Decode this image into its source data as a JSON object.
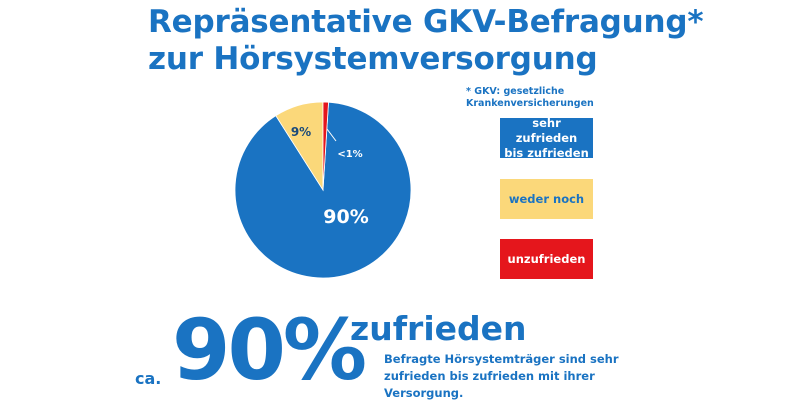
{
  "header": {
    "title_line1": "Repräsentative GKV-Befragung*",
    "title_line2": "zur Hörsystemversorgung"
  },
  "footnote": {
    "line1": "* GKV: gesetzliche",
    "line2": "Krankenversicherungen"
  },
  "colors": {
    "satisfied": "#1a73c2",
    "neutral": "#fbd87a",
    "dissatisfied": "#e5161c",
    "text": "#1a73c2"
  },
  "chart_data": {
    "type": "pie",
    "slices": [
      {
        "label": "sehr zufrieden bis zufrieden",
        "value": 90,
        "display": "90%",
        "color": "#1a73c2"
      },
      {
        "label": "weder noch",
        "value": 9,
        "display": "9%",
        "color": "#fbd87a"
      },
      {
        "label": "unzufrieden",
        "value": 1,
        "display": "<1%",
        "color": "#e5161c"
      }
    ],
    "legend_placement": "right"
  },
  "legend": {
    "satisfied_line1": "sehr zufrieden",
    "satisfied_line2": "bis zufrieden",
    "neutral": "weder noch",
    "dissatisfied": "unzufrieden"
  },
  "summary": {
    "prefix": "ca.",
    "percent": "90%",
    "word": "zufrieden",
    "desc_line1": "Befragte Hörsystemträger sind sehr",
    "desc_line2": "zufrieden bis zufrieden mit ihrer",
    "desc_line3": "Versorgung."
  }
}
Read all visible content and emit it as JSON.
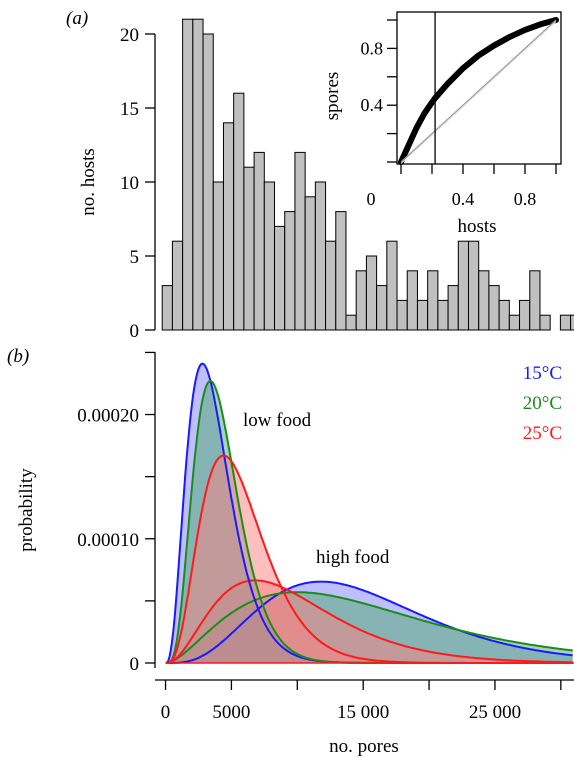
{
  "figure": {
    "panel_a_label": "(a)",
    "panel_b_label": "(b)"
  },
  "chart_data": [
    {
      "type": "bar",
      "panel": "a",
      "title": "",
      "xlabel": "",
      "ylabel": "no. hosts",
      "ylim": [
        0,
        20
      ],
      "yticks": [
        "0",
        "5",
        "10",
        "15",
        "20"
      ],
      "xlim": [
        0,
        31000
      ],
      "bin_start": 750,
      "bin_width": 750,
      "values": [
        3,
        6,
        21,
        21,
        20,
        10,
        14,
        16,
        11,
        12,
        10,
        7,
        8,
        12,
        9,
        10,
        6,
        8,
        1,
        4,
        5,
        3,
        6,
        2,
        4,
        2,
        4,
        2,
        3,
        6,
        6,
        4,
        3,
        2,
        1,
        2,
        4,
        1,
        0,
        1,
        1
      ],
      "grid": false,
      "inset": {
        "type": "line",
        "xlabel": "hosts",
        "ylabel": "spores",
        "xlim": [
          0,
          1
        ],
        "ylim": [
          0,
          1
        ],
        "xticks": [
          0,
          0.4,
          0.8
        ],
        "yticks": [
          0.4,
          0.8
        ],
        "xtick_labels": [
          "0",
          "0.4",
          "0.8"
        ],
        "ytick_labels": [
          "0.4",
          "0.8"
        ],
        "vline_x": 0.22,
        "cumulative_curve": {
          "x": [
            0,
            0.05,
            0.1,
            0.15,
            0.2,
            0.22,
            0.3,
            0.4,
            0.5,
            0.6,
            0.7,
            0.8,
            0.9,
            1.0
          ],
          "y": [
            0,
            0.12,
            0.24,
            0.34,
            0.42,
            0.45,
            0.55,
            0.66,
            0.75,
            0.82,
            0.88,
            0.93,
            0.97,
            1.0
          ]
        },
        "reference_line": {
          "x": [
            0,
            1
          ],
          "y": [
            0,
            1
          ]
        }
      }
    },
    {
      "type": "area",
      "panel": "b",
      "title": "",
      "xlabel": "no. pores",
      "ylabel": "probability",
      "xlim": [
        -800,
        31000
      ],
      "ylim": [
        0,
        0.00026
      ],
      "xtick_labels": [
        "0",
        "5000",
        "15 000",
        "25 000"
      ],
      "xtick_values": [
        0,
        5000,
        15000,
        25000
      ],
      "ytick_labels": [
        "0",
        "0.00010",
        "0.00020"
      ],
      "ytick_values": [
        0,
        0.0001,
        0.0002
      ],
      "legend_position": "top-right",
      "series": [
        {
          "name": "15°C",
          "color": "#1a1aff",
          "fill": "#8080ff",
          "food": "low",
          "peak_x": 2800,
          "peak_y": 0.000241,
          "shape": 3.9
        },
        {
          "name": "20°C",
          "color": "#1a8c1a",
          "fill": "#4daa6b",
          "food": "low",
          "peak_x": 3400,
          "peak_y": 0.000227,
          "shape": 5.0
        },
        {
          "name": "25°C",
          "color": "#ff1a1a",
          "fill": "#ff8080",
          "food": "low",
          "peak_x": 4400,
          "peak_y": 0.000167,
          "shape": 4.3
        },
        {
          "name": "15°C",
          "color": "#1a1aff",
          "fill": "#8080ff",
          "food": "high",
          "peak_x": 11800,
          "peak_y": 6.55e-05,
          "shape": 4.6
        },
        {
          "name": "20°C",
          "color": "#1a8c1a",
          "fill": "#4daa6b",
          "food": "high",
          "peak_x": 10000,
          "peak_y": 5.7e-05,
          "shape": 2.8
        },
        {
          "name": "25°C",
          "color": "#ff1a1a",
          "fill": "#ff8080",
          "food": "high",
          "peak_x": 6800,
          "peak_y": 6.65e-05,
          "shape": 3.3
        }
      ],
      "annotations": [
        {
          "text": "low food",
          "x": 6300,
          "y": 0.000196
        },
        {
          "text": "high food",
          "x": 15000,
          "y": 8.35e-05
        }
      ]
    }
  ]
}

########

Above are the records; copy every line in them that holds the word "weder".

#### RESPONSE TO THE TASK
        "label": "weder noch",
    "neutral": "weder noch",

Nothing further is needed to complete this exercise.